- _The task_
Lift out all lines below that contain "JSON".
── Entries provided
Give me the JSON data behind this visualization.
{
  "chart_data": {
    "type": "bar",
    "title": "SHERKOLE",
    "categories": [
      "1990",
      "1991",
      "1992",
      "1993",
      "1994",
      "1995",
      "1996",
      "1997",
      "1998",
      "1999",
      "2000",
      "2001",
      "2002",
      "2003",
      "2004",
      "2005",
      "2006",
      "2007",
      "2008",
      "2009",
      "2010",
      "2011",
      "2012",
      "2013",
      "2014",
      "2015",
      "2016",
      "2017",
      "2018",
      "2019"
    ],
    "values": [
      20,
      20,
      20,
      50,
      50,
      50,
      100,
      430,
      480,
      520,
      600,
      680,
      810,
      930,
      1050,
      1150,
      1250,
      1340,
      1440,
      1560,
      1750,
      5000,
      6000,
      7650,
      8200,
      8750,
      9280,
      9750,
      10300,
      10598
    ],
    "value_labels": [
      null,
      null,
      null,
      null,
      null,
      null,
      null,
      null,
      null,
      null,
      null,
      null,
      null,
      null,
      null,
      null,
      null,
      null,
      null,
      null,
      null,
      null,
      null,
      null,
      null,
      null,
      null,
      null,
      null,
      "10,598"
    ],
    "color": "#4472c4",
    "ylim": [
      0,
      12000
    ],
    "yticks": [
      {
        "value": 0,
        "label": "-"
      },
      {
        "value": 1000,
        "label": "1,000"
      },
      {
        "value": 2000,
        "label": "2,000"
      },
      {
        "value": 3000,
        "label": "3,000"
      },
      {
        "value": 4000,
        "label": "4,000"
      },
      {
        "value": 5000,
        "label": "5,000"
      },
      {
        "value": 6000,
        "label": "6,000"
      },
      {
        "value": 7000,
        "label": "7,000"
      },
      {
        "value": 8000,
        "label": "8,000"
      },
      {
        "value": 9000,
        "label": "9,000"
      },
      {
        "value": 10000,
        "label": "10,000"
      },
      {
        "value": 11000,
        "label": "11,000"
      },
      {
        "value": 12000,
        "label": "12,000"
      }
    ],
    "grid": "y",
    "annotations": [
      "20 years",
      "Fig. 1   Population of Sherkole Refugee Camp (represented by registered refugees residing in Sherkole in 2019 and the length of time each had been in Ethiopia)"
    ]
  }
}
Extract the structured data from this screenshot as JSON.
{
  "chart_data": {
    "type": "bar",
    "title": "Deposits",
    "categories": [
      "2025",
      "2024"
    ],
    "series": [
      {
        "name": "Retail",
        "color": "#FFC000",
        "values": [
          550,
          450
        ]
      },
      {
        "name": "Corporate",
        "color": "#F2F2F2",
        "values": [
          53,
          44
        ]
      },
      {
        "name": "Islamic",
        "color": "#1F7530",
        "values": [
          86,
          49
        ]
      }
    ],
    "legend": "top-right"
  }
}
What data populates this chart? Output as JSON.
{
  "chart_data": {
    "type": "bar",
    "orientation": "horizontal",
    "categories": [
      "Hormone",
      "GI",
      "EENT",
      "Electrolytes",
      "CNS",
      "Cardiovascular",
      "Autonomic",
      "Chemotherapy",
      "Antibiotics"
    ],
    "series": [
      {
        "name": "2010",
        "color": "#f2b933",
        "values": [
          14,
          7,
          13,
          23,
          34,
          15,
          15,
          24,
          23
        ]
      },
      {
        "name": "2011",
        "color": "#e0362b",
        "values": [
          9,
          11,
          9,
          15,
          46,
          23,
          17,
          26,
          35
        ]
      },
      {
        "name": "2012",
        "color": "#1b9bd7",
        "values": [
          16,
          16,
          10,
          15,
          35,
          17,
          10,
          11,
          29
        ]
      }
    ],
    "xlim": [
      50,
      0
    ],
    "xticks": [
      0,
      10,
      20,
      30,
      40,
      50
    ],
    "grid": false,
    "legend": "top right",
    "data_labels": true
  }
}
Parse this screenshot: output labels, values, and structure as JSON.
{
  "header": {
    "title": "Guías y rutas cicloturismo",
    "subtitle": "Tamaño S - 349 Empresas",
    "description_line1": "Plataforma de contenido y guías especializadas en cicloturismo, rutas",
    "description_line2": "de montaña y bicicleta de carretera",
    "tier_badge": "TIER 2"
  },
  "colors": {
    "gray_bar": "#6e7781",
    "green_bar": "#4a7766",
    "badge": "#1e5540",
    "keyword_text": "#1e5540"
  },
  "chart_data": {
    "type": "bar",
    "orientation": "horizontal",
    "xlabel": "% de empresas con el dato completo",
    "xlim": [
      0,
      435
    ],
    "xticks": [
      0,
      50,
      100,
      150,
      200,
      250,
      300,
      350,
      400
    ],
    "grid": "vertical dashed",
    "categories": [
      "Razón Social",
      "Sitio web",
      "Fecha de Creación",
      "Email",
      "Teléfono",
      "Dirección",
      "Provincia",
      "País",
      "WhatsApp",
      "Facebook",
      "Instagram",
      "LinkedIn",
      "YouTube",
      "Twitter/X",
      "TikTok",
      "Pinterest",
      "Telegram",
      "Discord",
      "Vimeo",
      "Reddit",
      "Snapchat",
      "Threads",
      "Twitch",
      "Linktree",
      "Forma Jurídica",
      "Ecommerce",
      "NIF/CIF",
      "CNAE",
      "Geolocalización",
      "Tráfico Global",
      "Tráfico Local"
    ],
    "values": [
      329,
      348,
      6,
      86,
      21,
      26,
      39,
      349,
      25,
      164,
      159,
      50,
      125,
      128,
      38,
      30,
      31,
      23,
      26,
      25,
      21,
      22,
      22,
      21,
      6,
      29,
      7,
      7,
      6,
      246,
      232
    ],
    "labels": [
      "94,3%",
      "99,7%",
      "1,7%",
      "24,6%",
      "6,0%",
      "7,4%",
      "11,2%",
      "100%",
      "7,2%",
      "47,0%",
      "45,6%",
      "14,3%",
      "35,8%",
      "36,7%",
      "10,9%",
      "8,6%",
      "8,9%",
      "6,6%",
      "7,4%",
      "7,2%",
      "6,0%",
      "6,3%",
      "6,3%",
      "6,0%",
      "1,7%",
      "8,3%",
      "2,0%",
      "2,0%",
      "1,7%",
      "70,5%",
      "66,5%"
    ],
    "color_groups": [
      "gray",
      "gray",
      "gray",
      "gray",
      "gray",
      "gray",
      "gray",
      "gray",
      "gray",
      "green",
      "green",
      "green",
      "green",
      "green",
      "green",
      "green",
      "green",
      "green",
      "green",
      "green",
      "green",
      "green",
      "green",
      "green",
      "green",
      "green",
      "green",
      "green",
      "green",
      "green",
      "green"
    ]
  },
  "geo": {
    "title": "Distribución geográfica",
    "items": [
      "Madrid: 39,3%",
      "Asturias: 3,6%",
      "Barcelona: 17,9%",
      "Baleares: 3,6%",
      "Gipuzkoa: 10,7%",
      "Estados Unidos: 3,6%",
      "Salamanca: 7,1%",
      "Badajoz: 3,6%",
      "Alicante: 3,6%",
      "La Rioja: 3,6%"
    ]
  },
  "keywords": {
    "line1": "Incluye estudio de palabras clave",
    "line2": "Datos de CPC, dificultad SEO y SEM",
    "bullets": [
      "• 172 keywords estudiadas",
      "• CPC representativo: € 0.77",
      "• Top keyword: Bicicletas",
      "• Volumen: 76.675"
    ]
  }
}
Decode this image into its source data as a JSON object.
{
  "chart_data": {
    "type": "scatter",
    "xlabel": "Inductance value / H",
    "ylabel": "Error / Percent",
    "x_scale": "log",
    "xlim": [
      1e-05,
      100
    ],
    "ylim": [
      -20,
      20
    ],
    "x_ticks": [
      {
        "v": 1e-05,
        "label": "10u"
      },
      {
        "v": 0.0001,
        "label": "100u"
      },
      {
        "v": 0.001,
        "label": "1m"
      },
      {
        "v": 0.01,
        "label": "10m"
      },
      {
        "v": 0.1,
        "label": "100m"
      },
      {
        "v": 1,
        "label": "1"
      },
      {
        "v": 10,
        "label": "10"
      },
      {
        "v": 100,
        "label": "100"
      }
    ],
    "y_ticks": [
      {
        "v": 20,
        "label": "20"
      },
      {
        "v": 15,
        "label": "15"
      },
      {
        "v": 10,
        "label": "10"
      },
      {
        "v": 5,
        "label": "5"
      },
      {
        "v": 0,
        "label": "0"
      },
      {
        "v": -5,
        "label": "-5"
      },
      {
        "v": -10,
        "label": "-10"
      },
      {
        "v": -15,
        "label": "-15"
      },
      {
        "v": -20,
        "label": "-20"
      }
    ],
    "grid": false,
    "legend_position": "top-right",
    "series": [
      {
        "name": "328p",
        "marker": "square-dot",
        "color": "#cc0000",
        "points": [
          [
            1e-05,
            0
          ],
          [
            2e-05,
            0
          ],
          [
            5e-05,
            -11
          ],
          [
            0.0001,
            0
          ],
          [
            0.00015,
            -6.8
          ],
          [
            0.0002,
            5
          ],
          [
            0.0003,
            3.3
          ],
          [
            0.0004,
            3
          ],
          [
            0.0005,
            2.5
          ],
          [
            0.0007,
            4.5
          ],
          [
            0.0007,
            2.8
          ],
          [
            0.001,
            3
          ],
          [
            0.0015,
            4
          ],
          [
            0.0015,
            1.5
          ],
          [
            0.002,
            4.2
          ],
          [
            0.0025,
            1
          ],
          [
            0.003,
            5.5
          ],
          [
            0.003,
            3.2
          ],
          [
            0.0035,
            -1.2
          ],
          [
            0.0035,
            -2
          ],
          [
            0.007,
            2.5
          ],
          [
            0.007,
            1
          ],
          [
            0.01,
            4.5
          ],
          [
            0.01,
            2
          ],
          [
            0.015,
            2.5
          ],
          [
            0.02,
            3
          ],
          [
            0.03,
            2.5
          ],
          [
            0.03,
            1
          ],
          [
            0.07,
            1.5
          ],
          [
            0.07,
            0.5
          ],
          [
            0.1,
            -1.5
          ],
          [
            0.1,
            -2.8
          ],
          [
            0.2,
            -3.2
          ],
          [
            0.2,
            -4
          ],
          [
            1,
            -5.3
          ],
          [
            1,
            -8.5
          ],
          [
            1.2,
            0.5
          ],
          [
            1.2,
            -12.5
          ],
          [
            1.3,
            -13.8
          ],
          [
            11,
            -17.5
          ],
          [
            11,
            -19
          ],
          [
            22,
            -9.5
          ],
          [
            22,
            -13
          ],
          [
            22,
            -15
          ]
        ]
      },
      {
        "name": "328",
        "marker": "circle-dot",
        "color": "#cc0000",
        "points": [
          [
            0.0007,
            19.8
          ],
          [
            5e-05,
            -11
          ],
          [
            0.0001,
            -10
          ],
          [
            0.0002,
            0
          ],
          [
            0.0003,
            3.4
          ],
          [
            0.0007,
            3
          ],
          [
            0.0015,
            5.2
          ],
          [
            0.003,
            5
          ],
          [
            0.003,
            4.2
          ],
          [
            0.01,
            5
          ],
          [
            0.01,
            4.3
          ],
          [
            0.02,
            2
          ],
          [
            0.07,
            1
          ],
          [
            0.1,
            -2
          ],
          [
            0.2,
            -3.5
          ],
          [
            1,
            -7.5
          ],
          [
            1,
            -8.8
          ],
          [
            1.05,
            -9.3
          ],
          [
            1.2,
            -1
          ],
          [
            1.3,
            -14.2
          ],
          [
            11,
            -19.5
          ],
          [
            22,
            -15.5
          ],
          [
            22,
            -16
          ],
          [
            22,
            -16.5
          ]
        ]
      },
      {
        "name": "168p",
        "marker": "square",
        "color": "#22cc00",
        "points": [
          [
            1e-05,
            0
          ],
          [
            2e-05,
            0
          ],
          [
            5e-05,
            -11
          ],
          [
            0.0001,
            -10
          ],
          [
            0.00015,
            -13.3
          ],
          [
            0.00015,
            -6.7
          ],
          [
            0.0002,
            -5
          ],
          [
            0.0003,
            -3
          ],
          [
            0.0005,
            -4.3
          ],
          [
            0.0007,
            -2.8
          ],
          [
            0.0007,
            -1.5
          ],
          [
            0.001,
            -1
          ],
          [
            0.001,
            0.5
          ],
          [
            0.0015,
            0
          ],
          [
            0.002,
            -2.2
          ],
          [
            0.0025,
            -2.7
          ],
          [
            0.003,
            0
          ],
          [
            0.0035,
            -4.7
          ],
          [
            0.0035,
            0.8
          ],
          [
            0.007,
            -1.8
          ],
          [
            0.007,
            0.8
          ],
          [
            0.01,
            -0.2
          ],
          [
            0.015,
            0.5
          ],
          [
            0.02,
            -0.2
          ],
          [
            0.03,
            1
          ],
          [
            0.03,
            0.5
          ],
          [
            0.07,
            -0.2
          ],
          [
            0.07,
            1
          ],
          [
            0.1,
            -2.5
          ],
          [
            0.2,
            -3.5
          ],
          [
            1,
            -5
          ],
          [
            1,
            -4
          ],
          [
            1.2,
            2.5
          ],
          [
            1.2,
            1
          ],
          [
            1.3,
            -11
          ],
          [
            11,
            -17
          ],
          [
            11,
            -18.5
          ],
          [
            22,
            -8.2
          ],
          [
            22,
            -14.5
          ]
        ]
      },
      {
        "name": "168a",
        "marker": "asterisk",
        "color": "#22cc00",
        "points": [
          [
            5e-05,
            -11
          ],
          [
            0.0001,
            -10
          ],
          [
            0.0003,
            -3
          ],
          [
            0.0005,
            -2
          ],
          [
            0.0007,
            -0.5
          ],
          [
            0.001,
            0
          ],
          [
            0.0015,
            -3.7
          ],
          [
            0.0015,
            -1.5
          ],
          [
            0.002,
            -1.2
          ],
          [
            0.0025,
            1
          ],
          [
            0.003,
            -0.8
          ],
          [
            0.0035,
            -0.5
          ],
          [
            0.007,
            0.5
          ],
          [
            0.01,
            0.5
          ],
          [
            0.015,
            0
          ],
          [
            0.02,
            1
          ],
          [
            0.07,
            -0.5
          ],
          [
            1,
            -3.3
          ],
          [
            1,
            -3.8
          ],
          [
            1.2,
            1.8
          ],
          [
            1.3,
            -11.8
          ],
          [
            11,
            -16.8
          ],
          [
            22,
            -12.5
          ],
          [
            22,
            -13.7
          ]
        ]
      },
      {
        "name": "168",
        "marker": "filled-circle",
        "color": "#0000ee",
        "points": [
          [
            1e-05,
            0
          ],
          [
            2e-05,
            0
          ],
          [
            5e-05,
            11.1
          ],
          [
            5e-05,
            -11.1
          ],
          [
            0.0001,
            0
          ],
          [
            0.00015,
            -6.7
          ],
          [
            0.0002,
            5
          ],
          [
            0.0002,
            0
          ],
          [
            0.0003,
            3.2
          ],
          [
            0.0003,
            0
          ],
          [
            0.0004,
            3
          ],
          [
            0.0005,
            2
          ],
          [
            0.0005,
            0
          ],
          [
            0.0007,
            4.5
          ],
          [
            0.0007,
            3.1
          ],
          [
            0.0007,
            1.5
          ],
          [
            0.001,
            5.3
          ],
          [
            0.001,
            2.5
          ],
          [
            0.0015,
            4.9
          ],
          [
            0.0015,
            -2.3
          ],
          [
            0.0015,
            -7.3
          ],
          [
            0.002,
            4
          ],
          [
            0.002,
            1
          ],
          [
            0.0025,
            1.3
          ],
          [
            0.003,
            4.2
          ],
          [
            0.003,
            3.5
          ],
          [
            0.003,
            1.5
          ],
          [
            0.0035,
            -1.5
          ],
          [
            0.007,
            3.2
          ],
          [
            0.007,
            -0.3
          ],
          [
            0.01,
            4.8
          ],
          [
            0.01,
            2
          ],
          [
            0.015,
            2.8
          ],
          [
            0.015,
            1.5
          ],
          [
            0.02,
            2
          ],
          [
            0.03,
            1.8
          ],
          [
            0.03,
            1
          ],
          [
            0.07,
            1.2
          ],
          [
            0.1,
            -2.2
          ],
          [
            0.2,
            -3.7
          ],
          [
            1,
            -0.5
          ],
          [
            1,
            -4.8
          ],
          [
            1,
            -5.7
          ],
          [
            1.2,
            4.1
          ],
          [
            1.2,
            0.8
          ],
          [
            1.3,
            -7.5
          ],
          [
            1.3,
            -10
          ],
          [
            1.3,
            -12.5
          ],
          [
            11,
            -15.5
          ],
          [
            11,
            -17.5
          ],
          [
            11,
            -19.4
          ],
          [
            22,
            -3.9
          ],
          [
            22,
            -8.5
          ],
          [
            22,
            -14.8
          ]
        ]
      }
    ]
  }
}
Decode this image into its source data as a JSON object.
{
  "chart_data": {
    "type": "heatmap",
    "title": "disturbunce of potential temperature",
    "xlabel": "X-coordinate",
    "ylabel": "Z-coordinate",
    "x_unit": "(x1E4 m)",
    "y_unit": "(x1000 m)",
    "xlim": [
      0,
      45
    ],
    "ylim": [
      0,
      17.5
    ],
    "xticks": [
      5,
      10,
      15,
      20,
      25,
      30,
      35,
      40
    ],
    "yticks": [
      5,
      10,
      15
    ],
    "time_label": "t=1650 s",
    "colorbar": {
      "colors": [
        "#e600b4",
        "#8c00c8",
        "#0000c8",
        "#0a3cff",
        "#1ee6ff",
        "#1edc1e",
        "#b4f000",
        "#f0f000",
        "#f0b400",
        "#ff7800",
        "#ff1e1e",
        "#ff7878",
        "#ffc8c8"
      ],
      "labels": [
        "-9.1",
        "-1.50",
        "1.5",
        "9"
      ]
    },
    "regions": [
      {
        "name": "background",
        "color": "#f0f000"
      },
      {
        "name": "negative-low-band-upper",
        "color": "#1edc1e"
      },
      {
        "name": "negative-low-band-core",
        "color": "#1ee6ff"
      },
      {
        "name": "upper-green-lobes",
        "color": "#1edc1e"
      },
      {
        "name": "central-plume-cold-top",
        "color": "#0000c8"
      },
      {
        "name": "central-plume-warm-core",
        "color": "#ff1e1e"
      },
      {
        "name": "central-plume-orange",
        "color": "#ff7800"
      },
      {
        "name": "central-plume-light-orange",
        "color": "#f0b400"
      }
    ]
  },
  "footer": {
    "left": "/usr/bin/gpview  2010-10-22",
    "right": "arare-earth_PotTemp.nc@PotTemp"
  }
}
────
- _Task response_
Give me the JSON data behind this visualization.
Extract the structured data from this screenshot as JSON.
What data populates this chart? Output as JSON.
Parse this screenshot: output labels, values, and structure as JSON.
Decode this image into its source data as a JSON object.
Decode this image into its source data as a JSON object.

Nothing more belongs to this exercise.